* [TASK STATEMENT]
Quote the listing below in its entirety, omitting every image.

* [PROVIDED DATA]
_ _ _ _ _

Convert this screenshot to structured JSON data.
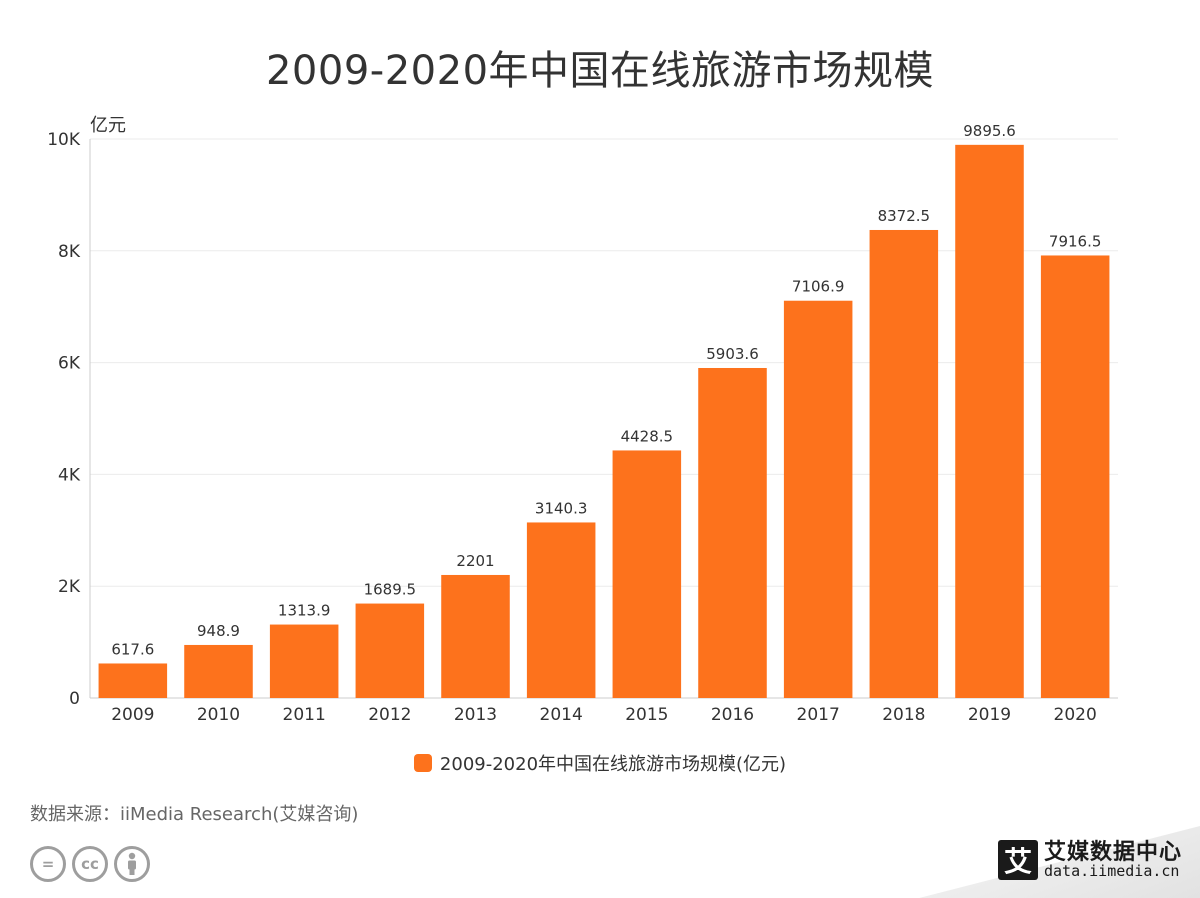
{
  "page": {
    "source_text": "数据来源：iiMedia Research(艾媒咨询)",
    "brand": {
      "logo_char": "艾",
      "name": "艾媒数据中心",
      "url": "data.iimedia.cn"
    },
    "license_icons": [
      "=",
      "cc",
      "person-icon"
    ]
  },
  "colors": {
    "bar": "#fd721c",
    "grid": "#ebebeb",
    "axis": "#cccccc",
    "text": "#333333"
  },
  "chart_data": {
    "type": "bar",
    "title": "2009-2020年中国在线旅游市场规模",
    "ylabel": "亿元",
    "xlabel": "",
    "categories": [
      "2009",
      "2010",
      "2011",
      "2012",
      "2013",
      "2014",
      "2015",
      "2016",
      "2017",
      "2018",
      "2019",
      "2020"
    ],
    "series": [
      {
        "name": "2009-2020年中国在线旅游市场规模(亿元)",
        "values": [
          617.6,
          948.9,
          1313.9,
          1689.5,
          2201,
          3140.3,
          4428.5,
          5903.6,
          7106.9,
          8372.5,
          9895.6,
          7916.5
        ]
      }
    ],
    "ylim": [
      0,
      10000
    ],
    "yticks": [
      0,
      2000,
      4000,
      6000,
      8000,
      10000
    ],
    "ytick_labels": [
      "0",
      "2K",
      "4K",
      "6K",
      "8K",
      "10K"
    ],
    "grid": true,
    "legend": "bottom-center"
  }
}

_ _ _ _ _

* [RESPONSE TO THE EXERCISE]
Convert this screenshot to structured JSON data.
{
  "page": {
    "source_text": "数据来源：iiMedia Research(艾媒咨询)",
    "brand": {
      "logo_char": "艾",
      "name": "艾媒数据中心",
      "url": "data.iimedia.cn"
    },
    "license_icons": [
      "=",
      "cc",
      "person-icon"
    ]
  },
  "colors": {
    "bar": "#fd721c",
    "grid": "#ebebeb",
    "axis": "#cccccc",
    "text": "#333333"
  },
  "chart_data": {
    "type": "bar",
    "title": "2009-2020年中国在线旅游市场规模",
    "ylabel": "亿元",
    "xlabel": "",
    "categories": [
      "2009",
      "2010",
      "2011",
      "2012",
      "2013",
      "2014",
      "2015",
      "2016",
      "2017",
      "2018",
      "2019",
      "2020"
    ],
    "series": [
      {
        "name": "2009-2020年中国在线旅游市场规模(亿元)",
        "values": [
          617.6,
          948.9,
          1313.9,
          1689.5,
          2201,
          3140.3,
          4428.5,
          5903.6,
          7106.9,
          8372.5,
          9895.6,
          7916.5
        ]
      }
    ],
    "ylim": [
      0,
      10000
    ],
    "yticks": [
      0,
      2000,
      4000,
      6000,
      8000,
      10000
    ],
    "ytick_labels": [
      "0",
      "2K",
      "4K",
      "6K",
      "8K",
      "10K"
    ],
    "grid": true,
    "legend": "bottom-center"
  }
}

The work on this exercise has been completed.